REQUIREMENTS: The entries below need to be written out exactly, with no pictures included.

BEGIN MATERIAL PROVIDED

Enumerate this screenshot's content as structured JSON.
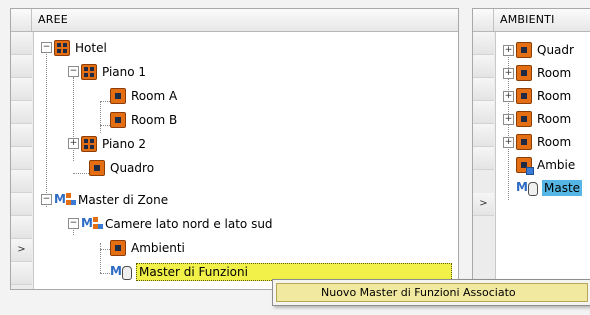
{
  "left_panel": {
    "header": "AREE",
    "gutter_marker": ">",
    "tree": [
      {
        "label": "Hotel"
      },
      {
        "label": "Piano 1"
      },
      {
        "label": "Room A"
      },
      {
        "label": "Room B"
      },
      {
        "label": "Piano 2"
      },
      {
        "label": "Quadro"
      },
      {
        "label": "Master di Zone"
      },
      {
        "label": "Camere lato nord e lato sud"
      },
      {
        "label": "Ambienti"
      },
      {
        "label": "Master di Funzioni"
      }
    ],
    "icons": [
      "area-grid-icon",
      "area-grid-icon",
      "room-icon",
      "room-icon",
      "area-grid-icon",
      "room-icon",
      "master-zone-icon",
      "master-zone-icon",
      "room-icon",
      "master-function-icon"
    ]
  },
  "right_panel": {
    "header": "AMBIENTI",
    "gutter_marker": ">",
    "tree": [
      {
        "label": "Quadr"
      },
      {
        "label": "Room"
      },
      {
        "label": "Room"
      },
      {
        "label": "Room"
      },
      {
        "label": "Room"
      },
      {
        "label": "Ambie"
      },
      {
        "label": "Maste"
      }
    ]
  },
  "context_menu": {
    "item_label": "Nuovo Master di Funzioni Associato"
  },
  "colors": {
    "selection_yellow": "#f1f149",
    "selection_blue": "#55b6e6",
    "icon_orange": "#e46e13",
    "menu_highlight": "#f2e9a0"
  }
}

END MATERIAL PROVIDED

EXERCISE RESULT:
Enumerate this screenshot's content as structured JSON.
{
  "left_panel": {
    "header": "AREE",
    "gutter_marker": ">",
    "tree": [
      {
        "label": "Hotel"
      },
      {
        "label": "Piano 1"
      },
      {
        "label": "Room A"
      },
      {
        "label": "Room B"
      },
      {
        "label": "Piano 2"
      },
      {
        "label": "Quadro"
      },
      {
        "label": "Master di Zone"
      },
      {
        "label": "Camere lato nord e lato sud"
      },
      {
        "label": "Ambienti"
      },
      {
        "label": "Master di Funzioni"
      }
    ],
    "icons": [
      "area-grid-icon",
      "area-grid-icon",
      "room-icon",
      "room-icon",
      "area-grid-icon",
      "room-icon",
      "master-zone-icon",
      "master-zone-icon",
      "room-icon",
      "master-function-icon"
    ]
  },
  "right_panel": {
    "header": "AMBIENTI",
    "gutter_marker": ">",
    "tree": [
      {
        "label": "Quadr"
      },
      {
        "label": "Room"
      },
      {
        "label": "Room"
      },
      {
        "label": "Room"
      },
      {
        "label": "Room"
      },
      {
        "label": "Ambie"
      },
      {
        "label": "Maste"
      }
    ]
  },
  "context_menu": {
    "item_label": "Nuovo Master di Funzioni Associato"
  },
  "colors": {
    "selection_yellow": "#f1f149",
    "selection_blue": "#55b6e6",
    "icon_orange": "#e46e13",
    "menu_highlight": "#f2e9a0"
  }
}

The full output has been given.